(Saved entries)
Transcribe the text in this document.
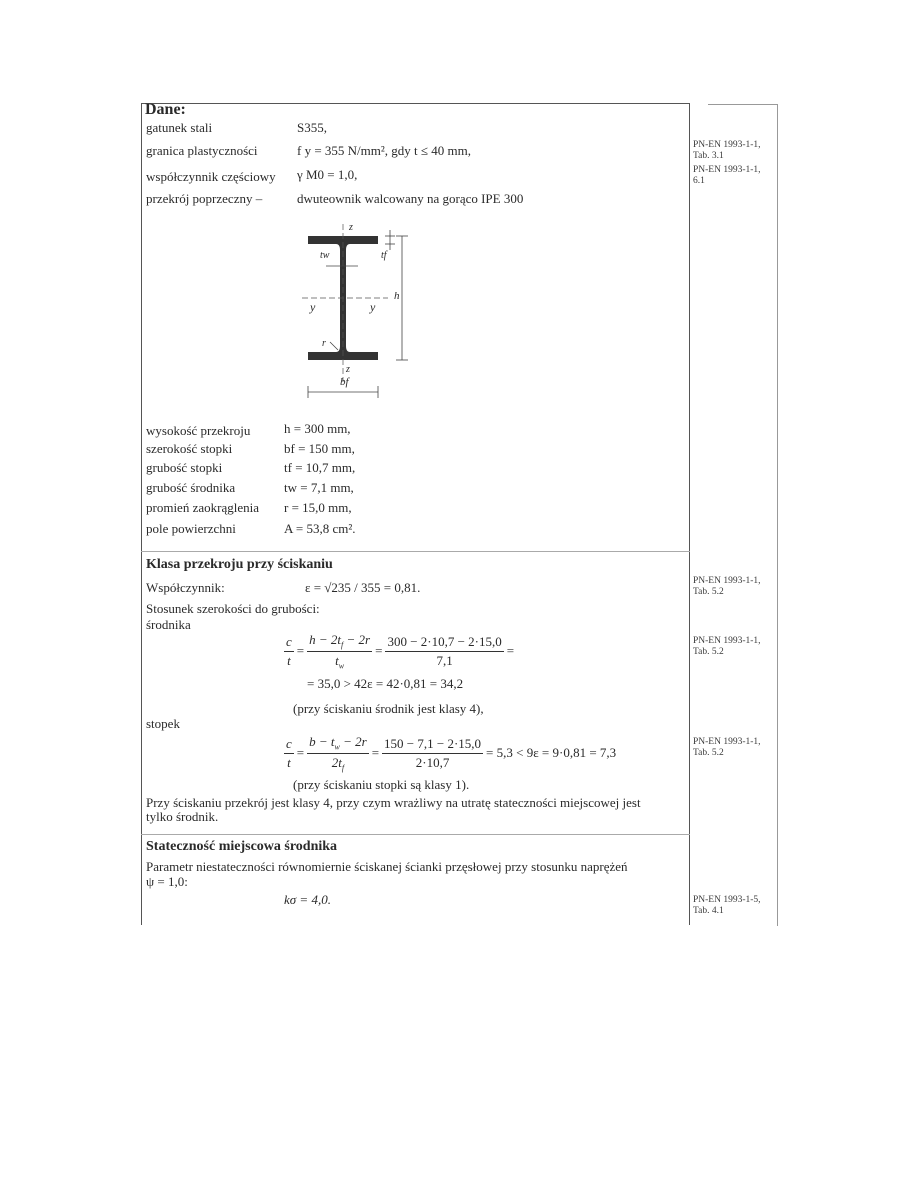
Dane:
gatunek stali	S355,
granica plastyczności	f y = 355 N/mm², gdy t ≤ 40 mm,
współczynnik częściowy γ M0 = 1,0,
przekrój poprzeczny –	dwuteownik walcowany na gorąco IPE 300
z
tw	tf
h
y	y
r
z
bf
wysokość przekroju	h = 300 mm,
szerokość stopki	bf = 150 mm,
grubość stopki	tf = 10,7 mm,
grubość środnika	tw = 7,1 mm,
promień zaokrąglenia r = 15,0 mm,
pole powierzchni	A = 53,8 cm².
Klasa przekroju przy ściskaniu
Współczynnik:	ε = √235 / 355 = 0,81.
Stosunek szerokości do grubości:
środnika
$\frac{c}{t} = \frac{h - 2t_f - 2r}{t_w} = \frac{300 - 2\cdot 10,7 - 2\cdot 15,0}{7,1}$ =
= 35,0 > 42ε = 42·0,81 = 34,2
(przy ściskaniu środnik jest klasy 4),
stopek
$\frac{c}{t} = \frac{b - t_w - 2r}{2t_f} = \frac{150 - 7,1 - 2\cdot 15,0}{2\cdot 10,7} = 5,3 < 9\varepsilon = 9\cdot 0,81 = 7,3$
(przy ściskaniu stopki są klasy 1).
Przy ściskaniu przekrój jest klasy 4, przy czym wrażliwy na utratę stateczności miejscowej jest
tylko środnik.
Stateczność miejscowa środnika
Parametr niestateczności równomiernie ściskanej ścianki przęsłowej przy stosunku naprężeń
ψ = 1,0:
kσ = 4,0.
PN-EN 1993-1-1, Tab. 3.1
PN-EN 1993-1-1, 6.1
PN-EN 1993-1-1, Tab. 5.2
PN-EN 1993-1-1, Tab. 5.2
PN-EN 1993-1-1, Tab. 5.2
PN-EN 1993-1-5, Tab. 4.1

Direction:
Each line of the data should be quoted exactly, with pictures left out.

Correct response:
Transcribe the text in this document.
Dane:
gatunek stali	S355,
granica plastyczności	f y = 355 N/mm², gdy t ≤ 40 mm,
współczynnik częściowy γ M0 = 1,0,
przekrój poprzeczny –	dwuteownik walcowany na gorąco IPE 300
z
tw	tf
h
y	y
r
z
bf
wysokość przekroju	h = 300 mm,
szerokość stopki	bf = 150 mm,
grubość stopki	tf = 10,7 mm,
grubość środnika	tw = 7,1 mm,
promień zaokrąglenia r = 15,0 mm,
pole powierzchni	A = 53,8 cm².
Klasa przekroju przy ściskaniu
Współczynnik:	ε = √235 / 355 = 0,81.
Stosunek szerokości do grubości:
środnika
$\frac{c}{t} = \frac{h - 2t_f - 2r}{t_w} = \frac{300 - 2\cdot 10,7 - 2\cdot 15,0}{7,1}$ =
= 35,0 > 42ε = 42·0,81 = 34,2
(przy ściskaniu środnik jest klasy 4),
stopek
$\frac{c}{t} = \frac{b - t_w - 2r}{2t_f} = \frac{150 - 7,1 - 2\cdot 15,0}{2\cdot 10,7} = 5,3 < 9\varepsilon = 9\cdot 0,81 = 7,3$
(przy ściskaniu stopki są klasy 1).
Przy ściskaniu przekrój jest klasy 4, przy czym wrażliwy na utratę stateczności miejscowej jest
tylko środnik.
Stateczność miejscowa środnika
Parametr niestateczności równomiernie ściskanej ścianki przęsłowej przy stosunku naprężeń
ψ = 1,0:
kσ = 4,0.
PN-EN 1993-1-1, Tab. 3.1
PN-EN 1993-1-1, 6.1
PN-EN 1993-1-1, Tab. 5.2
PN-EN 1993-1-1, Tab. 5.2
PN-EN 1993-1-1, Tab. 5.2
PN-EN 1993-1-5, Tab. 4.1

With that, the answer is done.